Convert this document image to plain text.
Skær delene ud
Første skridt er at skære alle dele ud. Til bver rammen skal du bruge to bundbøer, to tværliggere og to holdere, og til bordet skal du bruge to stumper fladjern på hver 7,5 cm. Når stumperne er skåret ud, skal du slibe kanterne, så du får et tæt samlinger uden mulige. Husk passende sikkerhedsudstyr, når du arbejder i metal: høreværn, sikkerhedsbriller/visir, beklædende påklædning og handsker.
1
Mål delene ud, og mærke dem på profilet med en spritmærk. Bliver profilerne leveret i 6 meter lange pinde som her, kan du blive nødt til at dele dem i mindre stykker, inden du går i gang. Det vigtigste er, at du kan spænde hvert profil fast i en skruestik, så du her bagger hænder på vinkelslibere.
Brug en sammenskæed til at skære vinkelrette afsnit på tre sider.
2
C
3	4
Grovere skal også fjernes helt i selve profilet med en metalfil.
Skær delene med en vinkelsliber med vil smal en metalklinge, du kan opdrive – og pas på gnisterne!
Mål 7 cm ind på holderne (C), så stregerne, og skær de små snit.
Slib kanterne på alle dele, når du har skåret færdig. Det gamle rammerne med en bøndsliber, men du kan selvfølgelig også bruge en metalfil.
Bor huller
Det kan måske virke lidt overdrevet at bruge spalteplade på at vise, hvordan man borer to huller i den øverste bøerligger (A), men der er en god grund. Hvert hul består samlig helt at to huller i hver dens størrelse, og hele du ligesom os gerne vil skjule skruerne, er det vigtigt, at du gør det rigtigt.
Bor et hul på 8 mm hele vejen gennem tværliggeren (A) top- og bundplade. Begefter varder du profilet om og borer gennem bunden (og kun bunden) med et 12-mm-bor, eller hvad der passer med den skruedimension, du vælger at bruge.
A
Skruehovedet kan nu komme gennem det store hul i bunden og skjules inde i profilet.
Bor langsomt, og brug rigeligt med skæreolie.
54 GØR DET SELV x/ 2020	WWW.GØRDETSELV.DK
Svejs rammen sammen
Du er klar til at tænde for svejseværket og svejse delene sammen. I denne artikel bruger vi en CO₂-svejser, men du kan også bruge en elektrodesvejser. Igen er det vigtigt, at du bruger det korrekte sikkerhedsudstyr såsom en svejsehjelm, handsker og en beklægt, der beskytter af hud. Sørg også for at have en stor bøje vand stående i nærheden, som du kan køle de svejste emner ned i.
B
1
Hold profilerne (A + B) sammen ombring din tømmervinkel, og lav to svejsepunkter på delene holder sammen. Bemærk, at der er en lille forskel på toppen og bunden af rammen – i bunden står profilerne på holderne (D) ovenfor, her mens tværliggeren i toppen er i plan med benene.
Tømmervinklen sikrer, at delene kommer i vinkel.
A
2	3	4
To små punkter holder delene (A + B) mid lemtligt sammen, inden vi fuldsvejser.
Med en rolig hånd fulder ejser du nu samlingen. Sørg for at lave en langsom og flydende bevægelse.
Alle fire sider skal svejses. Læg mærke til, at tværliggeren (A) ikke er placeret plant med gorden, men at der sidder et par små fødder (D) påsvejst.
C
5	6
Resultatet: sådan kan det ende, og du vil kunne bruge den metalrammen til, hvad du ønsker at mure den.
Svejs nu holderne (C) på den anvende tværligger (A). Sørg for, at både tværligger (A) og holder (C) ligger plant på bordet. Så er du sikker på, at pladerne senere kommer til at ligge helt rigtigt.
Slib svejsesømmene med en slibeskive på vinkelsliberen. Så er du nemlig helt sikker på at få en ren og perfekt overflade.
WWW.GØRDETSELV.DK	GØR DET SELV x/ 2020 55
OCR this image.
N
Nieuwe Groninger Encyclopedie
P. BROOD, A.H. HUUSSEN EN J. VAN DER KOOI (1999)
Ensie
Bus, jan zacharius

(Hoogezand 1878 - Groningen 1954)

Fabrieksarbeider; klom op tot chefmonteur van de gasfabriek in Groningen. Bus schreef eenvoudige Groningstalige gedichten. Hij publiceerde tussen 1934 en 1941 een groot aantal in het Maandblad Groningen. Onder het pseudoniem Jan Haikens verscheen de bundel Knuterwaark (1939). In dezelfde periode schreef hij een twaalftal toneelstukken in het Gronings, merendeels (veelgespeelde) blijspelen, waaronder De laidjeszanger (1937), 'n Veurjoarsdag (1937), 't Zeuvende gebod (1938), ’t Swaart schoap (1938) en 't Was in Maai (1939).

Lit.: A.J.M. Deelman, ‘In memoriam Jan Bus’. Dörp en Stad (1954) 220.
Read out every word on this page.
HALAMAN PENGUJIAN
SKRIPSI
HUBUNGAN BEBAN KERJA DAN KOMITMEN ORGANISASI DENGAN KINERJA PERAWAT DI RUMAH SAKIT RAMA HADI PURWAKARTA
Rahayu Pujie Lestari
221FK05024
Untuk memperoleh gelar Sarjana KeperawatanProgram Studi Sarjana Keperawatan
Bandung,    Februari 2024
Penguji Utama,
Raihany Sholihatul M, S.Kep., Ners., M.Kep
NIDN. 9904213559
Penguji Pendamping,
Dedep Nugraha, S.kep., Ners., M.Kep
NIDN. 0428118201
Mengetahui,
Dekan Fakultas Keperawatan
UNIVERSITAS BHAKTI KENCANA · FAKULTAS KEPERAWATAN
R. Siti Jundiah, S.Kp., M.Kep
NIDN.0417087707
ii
==*==
● DO THIS: Quote the material exactly, leaving nothing out.

● SOLUTION TO THE PROBLEM:
Convert this document image to plain text.
Skær delene ud
Første skridt er at skære alle dele ud. Til bver rammen skal du bruge to bundbøer, to tværliggere og to holdere, og til bordet skal du bruge to stumper fladjern på hver 7,5 cm. Når stumperne er skåret ud, skal du slibe kanterne, så du får et tæt samlinger uden mulige. Husk passende sikkerhedsudstyr, når du arbejder i metal: høreværn, sikkerhedsbriller/visir, beklædende påklædning og handsker.
1
Mål delene ud, og mærke dem på profilet med en spritmærk. Bliver profilerne leveret i 6 meter lange pinde som her, kan du blive nødt til at dele dem i mindre stykker, inden du går i gang. Det vigtigste er, at du kan spænde hvert profil fast i en skruestik, så du her bagger hænder på vinkelslibere.
Brug en sammenskæed til at skære vinkelrette afsnit på tre sider.
2
C
3	4
Grovere skal også fjernes helt i selve profilet med en metalfil.
Skær delene med en vinkelsliber med vil smal en metalklinge, du kan opdrive – og pas på gnisterne!
Mål 7 cm ind på holderne (C), så stregerne, og skær de små snit.
Slib kanterne på alle dele, når du har skåret færdig. Det gamle rammerne med en bøndsliber, men du kan selvfølgelig også bruge en metalfil.
Bor huller
Det kan måske virke lidt overdrevet at bruge spalteplade på at vise, hvordan man borer to huller i den øverste bøerligger (A), men der er en god grund. Hvert hul består samlig helt at to huller i hver dens størrelse, og hele du ligesom os gerne vil skjule skruerne, er det vigtigt, at du gør det rigtigt.
Bor et hul på 8 mm hele vejen gennem tværliggeren (A) top- og bundplade. Begefter varder du profilet om og borer gennem bunden (og kun bunden) med et 12-mm-bor, eller hvad der passer med den skruedimension, du vælger at bruge.
A
Skruehovedet kan nu komme gennem det store hul i bunden og skjules inde i profilet.
Bor langsomt, og brug rigeligt med skæreolie.
54 GØR DET SELV x/ 2020	WWW.GØRDETSELV.DK
Svejs rammen sammen
Du er klar til at tænde for svejseværket og svejse delene sammen. I denne artikel bruger vi en CO₂-svejser, men du kan også bruge en elektrodesvejser. Igen er det vigtigt, at du bruger det korrekte sikkerhedsudstyr såsom en svejsehjelm, handsker og en beklægt, der beskytter af hud. Sørg også for at have en stor bøje vand stående i nærheden, som du kan køle de svejste emner ned i.
B
1
Hold profilerne (A + B) sammen ombring din tømmervinkel, og lav to svejsepunkter på delene holder sammen. Bemærk, at der er en lille forskel på toppen og bunden af rammen – i bunden står profilerne på holderne (D) ovenfor, her mens tværliggeren i toppen er i plan med benene.
Tømmervinklen sikrer, at delene kommer i vinkel.
A
2	3	4
To små punkter holder delene (A + B) mid lemtligt sammen, inden vi fuldsvejser.
Med en rolig hånd fulder ejser du nu samlingen. Sørg for at lave en langsom og flydende bevægelse.
Alle fire sider skal svejses. Læg mærke til, at tværliggeren (A) ikke er placeret plant med gorden, men at der sidder et par små fødder (D) påsvejst.
C
5	6
Resultatet: sådan kan det ende, og du vil kunne bruge den metalrammen til, hvad du ønsker at mure den.
Svejs nu holderne (C) på den anvende tværligger (A). Sørg for, at både tværligger (A) og holder (C) ligger plant på bordet. Så er du sikker på, at pladerne senere kommer til at ligge helt rigtigt.
Slib svejsesømmene med en slibeskive på vinkelsliberen. Så er du nemlig helt sikker på at få en ren og perfekt overflade.
WWW.GØRDETSELV.DK	GØR DET SELV x/ 2020 55
OCR this image.
N
Nieuwe Groninger Encyclopedie
P. BROOD, A.H. HUUSSEN EN J. VAN DER KOOI (1999)
Ensie
Bus, jan zacharius

(Hoogezand 1878 - Groningen 1954)

Fabrieksarbeider; klom op tot chefmonteur van de gasfabriek in Groningen. Bus schreef eenvoudige Groningstalige gedichten. Hij publiceerde tussen 1934 en 1941 een groot aantal in het Maandblad Groningen. Onder het pseudoniem Jan Haikens verscheen de bundel Knuterwaark (1939). In dezelfde periode schreef hij een twaalftal toneelstukken in het Gronings, merendeels (veelgespeelde) blijspelen, waaronder De laidjeszanger (1937), 'n Veurjoarsdag (1937), 't Zeuvende gebod (1938), ’t Swaart schoap (1938) en 't Was in Maai (1939).

Lit.: A.J.M. Deelman, ‘In memoriam Jan Bus’. Dörp en Stad (1954) 220.
Read out every word on this page.
HALAMAN PENGUJIAN
SKRIPSI
HUBUNGAN BEBAN KERJA DAN KOMITMEN ORGANISASI DENGAN KINERJA PERAWAT DI RUMAH SAKIT RAMA HADI PURWAKARTA
Rahayu Pujie Lestari
221FK05024
Untuk memperoleh gelar Sarjana KeperawatanProgram Studi Sarjana Keperawatan
Bandung,    Februari 2024
Penguji Utama,
Raihany Sholihatul M, S.Kep., Ners., M.Kep
NIDN. 9904213559
Penguji Pendamping,
Dedep Nugraha, S.kep., Ners., M.Kep
NIDN. 0428118201
Mengetahui,
Dekan Fakultas Keperawatan
UNIVERSITAS BHAKTI KENCANA · FAKULTAS KEPERAWATAN
R. Siti Jundiah, S.Kp., M.Kep
NIDN.0417087707
ii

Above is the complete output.